>> start Extracted entries

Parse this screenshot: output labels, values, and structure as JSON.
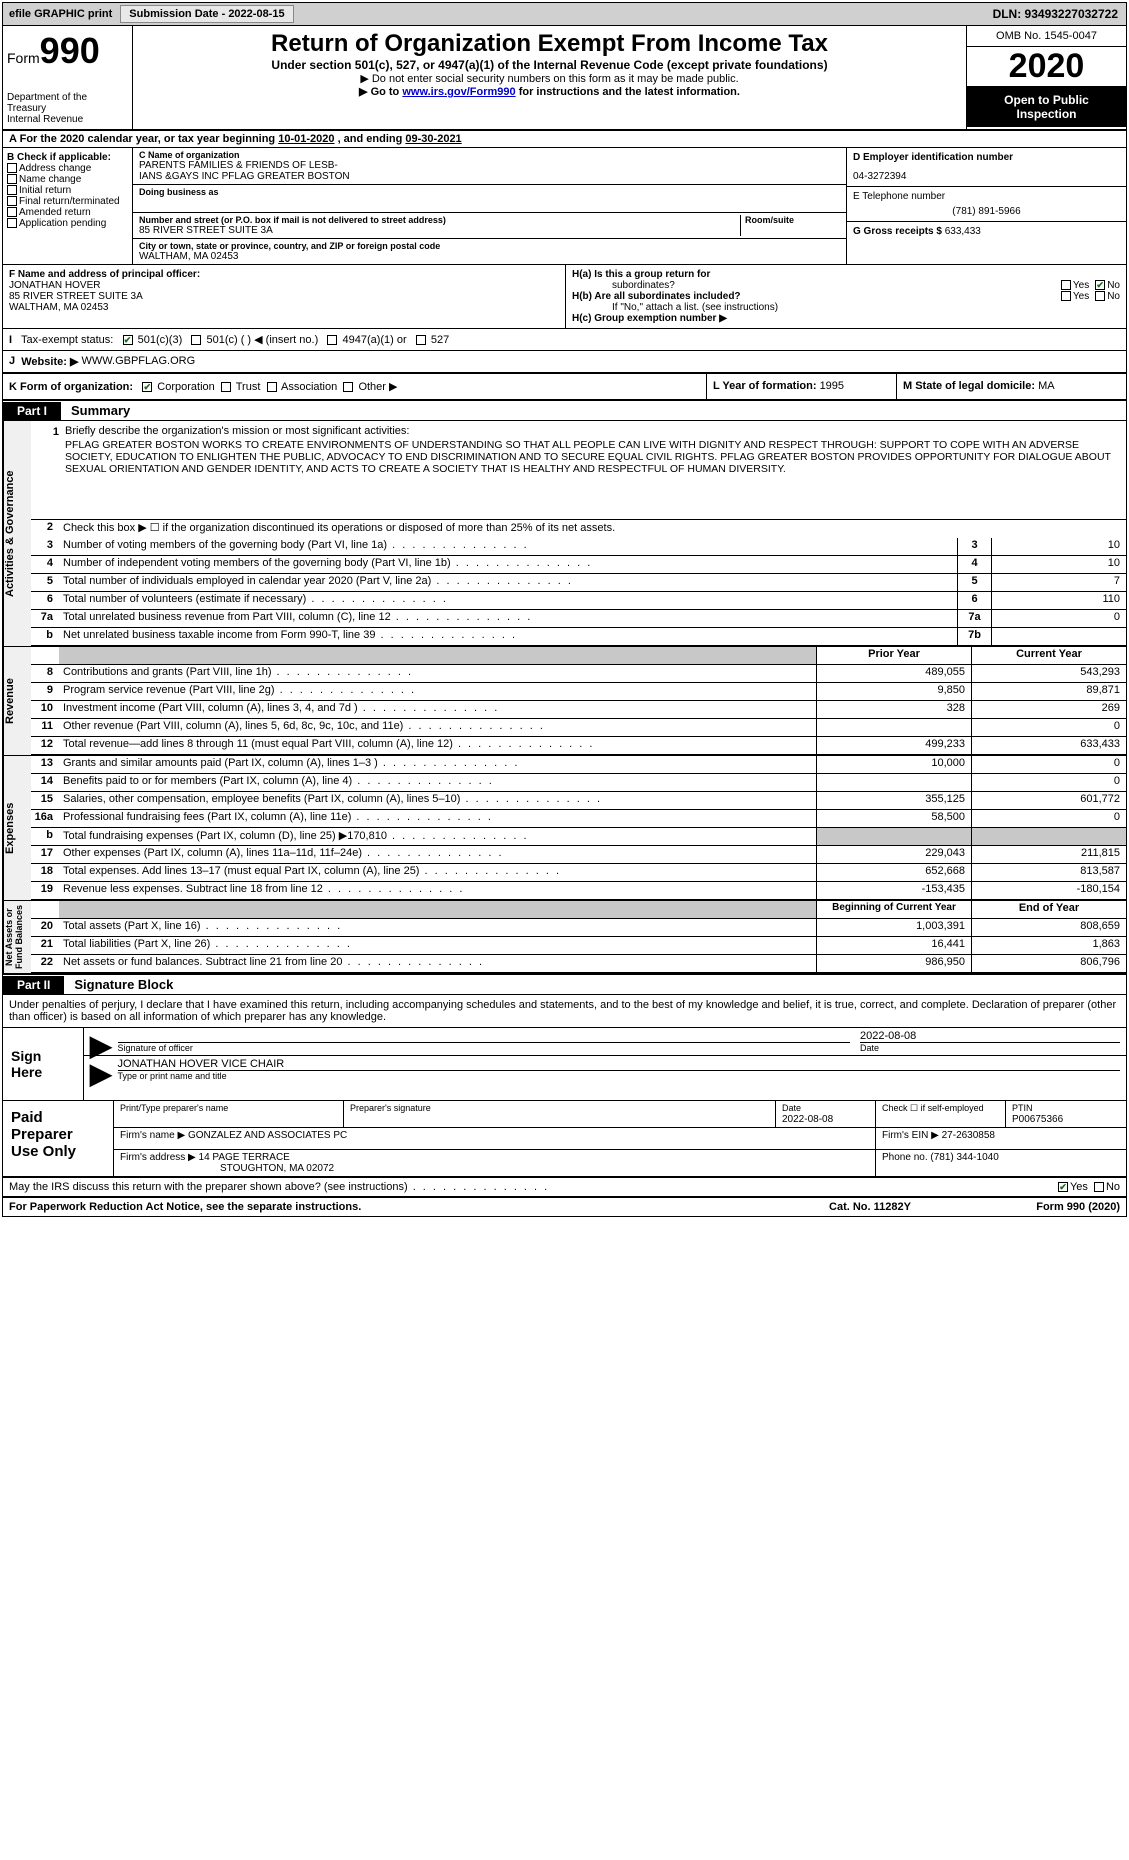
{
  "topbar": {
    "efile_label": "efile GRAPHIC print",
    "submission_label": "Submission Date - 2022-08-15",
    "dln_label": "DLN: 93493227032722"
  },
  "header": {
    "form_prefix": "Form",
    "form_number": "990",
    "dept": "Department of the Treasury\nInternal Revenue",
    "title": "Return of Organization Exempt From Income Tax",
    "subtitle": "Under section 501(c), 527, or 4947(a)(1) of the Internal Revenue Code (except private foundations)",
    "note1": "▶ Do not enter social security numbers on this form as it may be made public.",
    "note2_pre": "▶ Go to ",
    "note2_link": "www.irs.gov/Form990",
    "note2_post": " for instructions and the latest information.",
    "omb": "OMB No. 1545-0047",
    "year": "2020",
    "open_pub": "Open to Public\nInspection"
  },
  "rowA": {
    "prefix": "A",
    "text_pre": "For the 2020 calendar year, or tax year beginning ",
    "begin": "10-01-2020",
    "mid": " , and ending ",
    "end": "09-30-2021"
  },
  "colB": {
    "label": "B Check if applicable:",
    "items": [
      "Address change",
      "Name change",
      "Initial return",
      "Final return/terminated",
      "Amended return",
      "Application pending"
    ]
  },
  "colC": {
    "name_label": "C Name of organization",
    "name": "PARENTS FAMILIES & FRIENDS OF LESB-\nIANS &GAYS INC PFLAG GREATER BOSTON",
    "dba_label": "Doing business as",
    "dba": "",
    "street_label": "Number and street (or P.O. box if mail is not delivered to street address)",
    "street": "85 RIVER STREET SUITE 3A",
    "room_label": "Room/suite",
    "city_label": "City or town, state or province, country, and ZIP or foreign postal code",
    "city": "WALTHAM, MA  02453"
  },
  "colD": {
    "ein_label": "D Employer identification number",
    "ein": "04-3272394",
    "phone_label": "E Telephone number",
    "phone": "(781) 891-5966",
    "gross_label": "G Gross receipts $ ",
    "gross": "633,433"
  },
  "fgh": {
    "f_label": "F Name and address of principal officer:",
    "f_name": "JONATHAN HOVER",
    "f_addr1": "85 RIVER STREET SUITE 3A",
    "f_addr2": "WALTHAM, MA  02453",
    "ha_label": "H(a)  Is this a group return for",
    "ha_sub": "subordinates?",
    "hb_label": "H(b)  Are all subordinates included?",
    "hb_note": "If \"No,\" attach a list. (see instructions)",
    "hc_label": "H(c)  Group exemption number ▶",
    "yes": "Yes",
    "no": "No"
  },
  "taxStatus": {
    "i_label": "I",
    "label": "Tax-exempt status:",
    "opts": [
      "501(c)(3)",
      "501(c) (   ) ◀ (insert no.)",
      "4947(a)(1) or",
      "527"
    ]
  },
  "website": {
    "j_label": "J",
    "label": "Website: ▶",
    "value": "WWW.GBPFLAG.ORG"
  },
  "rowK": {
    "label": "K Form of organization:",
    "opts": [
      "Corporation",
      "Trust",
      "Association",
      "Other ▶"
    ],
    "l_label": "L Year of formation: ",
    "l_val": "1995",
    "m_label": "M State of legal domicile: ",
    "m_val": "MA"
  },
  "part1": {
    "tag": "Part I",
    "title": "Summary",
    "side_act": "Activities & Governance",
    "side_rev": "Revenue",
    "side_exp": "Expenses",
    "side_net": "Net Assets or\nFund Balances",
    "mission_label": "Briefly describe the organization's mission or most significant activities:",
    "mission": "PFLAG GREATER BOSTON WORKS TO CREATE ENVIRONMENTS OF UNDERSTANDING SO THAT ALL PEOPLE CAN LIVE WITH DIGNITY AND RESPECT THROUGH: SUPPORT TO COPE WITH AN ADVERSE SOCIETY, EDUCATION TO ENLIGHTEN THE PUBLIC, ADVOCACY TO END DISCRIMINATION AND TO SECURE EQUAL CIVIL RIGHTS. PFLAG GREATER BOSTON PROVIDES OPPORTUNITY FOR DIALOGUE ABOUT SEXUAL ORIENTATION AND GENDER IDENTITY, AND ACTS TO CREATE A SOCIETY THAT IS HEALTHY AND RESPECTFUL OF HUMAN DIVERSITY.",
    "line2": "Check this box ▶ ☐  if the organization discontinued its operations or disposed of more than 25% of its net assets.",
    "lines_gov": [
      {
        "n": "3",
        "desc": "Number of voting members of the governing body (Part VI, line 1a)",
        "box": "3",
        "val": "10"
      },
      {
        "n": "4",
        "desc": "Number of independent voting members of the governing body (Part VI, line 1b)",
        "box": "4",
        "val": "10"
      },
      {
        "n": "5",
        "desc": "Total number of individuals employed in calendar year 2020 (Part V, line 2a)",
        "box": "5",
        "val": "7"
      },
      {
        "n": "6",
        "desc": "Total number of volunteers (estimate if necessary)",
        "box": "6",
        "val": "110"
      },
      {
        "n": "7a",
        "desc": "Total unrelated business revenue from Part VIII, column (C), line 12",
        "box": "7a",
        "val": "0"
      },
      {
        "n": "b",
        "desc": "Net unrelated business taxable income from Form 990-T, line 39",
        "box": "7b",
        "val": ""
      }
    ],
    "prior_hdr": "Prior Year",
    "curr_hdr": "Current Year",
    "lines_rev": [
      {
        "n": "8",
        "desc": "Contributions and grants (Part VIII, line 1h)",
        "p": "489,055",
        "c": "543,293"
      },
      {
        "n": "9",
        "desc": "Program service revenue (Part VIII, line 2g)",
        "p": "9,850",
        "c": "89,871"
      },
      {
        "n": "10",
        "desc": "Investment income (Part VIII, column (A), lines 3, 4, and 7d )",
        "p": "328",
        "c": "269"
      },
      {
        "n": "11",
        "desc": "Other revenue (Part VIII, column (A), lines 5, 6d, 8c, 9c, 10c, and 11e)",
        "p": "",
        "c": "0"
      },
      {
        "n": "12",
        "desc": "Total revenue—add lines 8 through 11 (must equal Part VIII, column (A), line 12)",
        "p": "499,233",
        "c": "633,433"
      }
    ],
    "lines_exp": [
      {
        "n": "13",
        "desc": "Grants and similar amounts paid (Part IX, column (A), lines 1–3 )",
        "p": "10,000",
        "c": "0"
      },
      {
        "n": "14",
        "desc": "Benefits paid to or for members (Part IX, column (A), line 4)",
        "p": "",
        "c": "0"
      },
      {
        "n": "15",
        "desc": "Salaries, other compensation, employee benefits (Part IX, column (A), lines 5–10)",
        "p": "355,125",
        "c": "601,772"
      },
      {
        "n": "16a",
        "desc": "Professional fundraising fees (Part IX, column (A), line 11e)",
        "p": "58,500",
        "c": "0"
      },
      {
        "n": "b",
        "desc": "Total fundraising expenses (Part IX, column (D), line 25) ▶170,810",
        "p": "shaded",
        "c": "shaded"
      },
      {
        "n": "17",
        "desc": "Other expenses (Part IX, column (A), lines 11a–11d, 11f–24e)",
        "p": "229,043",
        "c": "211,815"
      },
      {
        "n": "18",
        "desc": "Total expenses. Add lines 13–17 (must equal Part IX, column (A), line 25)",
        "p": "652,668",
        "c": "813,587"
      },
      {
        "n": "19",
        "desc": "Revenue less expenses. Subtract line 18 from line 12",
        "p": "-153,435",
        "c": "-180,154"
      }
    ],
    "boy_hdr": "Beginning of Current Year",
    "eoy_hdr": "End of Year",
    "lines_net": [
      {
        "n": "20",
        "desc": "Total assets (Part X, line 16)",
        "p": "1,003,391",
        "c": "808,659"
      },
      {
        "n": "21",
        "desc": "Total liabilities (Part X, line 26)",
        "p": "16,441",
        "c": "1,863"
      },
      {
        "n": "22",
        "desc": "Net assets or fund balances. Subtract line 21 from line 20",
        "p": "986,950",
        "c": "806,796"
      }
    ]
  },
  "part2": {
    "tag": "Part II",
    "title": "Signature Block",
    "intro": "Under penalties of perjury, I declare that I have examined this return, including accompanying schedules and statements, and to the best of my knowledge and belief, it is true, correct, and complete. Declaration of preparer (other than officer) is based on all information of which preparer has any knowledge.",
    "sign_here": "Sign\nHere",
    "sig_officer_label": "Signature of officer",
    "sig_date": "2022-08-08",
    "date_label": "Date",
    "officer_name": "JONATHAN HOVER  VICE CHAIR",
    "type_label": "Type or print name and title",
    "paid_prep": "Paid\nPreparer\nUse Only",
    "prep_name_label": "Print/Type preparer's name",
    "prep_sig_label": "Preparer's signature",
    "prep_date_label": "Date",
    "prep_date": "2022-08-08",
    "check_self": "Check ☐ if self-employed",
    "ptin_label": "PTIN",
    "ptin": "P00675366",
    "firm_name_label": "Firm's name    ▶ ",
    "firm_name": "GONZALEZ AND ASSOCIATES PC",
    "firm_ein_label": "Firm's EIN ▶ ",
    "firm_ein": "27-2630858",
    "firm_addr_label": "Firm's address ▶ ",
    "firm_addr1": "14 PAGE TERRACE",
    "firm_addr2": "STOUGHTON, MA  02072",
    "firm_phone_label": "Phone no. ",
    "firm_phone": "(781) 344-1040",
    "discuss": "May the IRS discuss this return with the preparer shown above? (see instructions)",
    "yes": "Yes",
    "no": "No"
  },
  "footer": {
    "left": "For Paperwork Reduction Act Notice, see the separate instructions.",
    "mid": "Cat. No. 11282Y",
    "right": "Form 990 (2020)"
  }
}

>> end Extracted entries

* **Task directions**:
Above are the records. Identify each line that contains the word "business".

* **Result below**:
    "dba_label": "Doing business as",
        "desc": "Total unrelated business revenue from Part VIII, column (C), line 12",
        "desc": "Net unrelated business taxable income from Form 990-T, line 39",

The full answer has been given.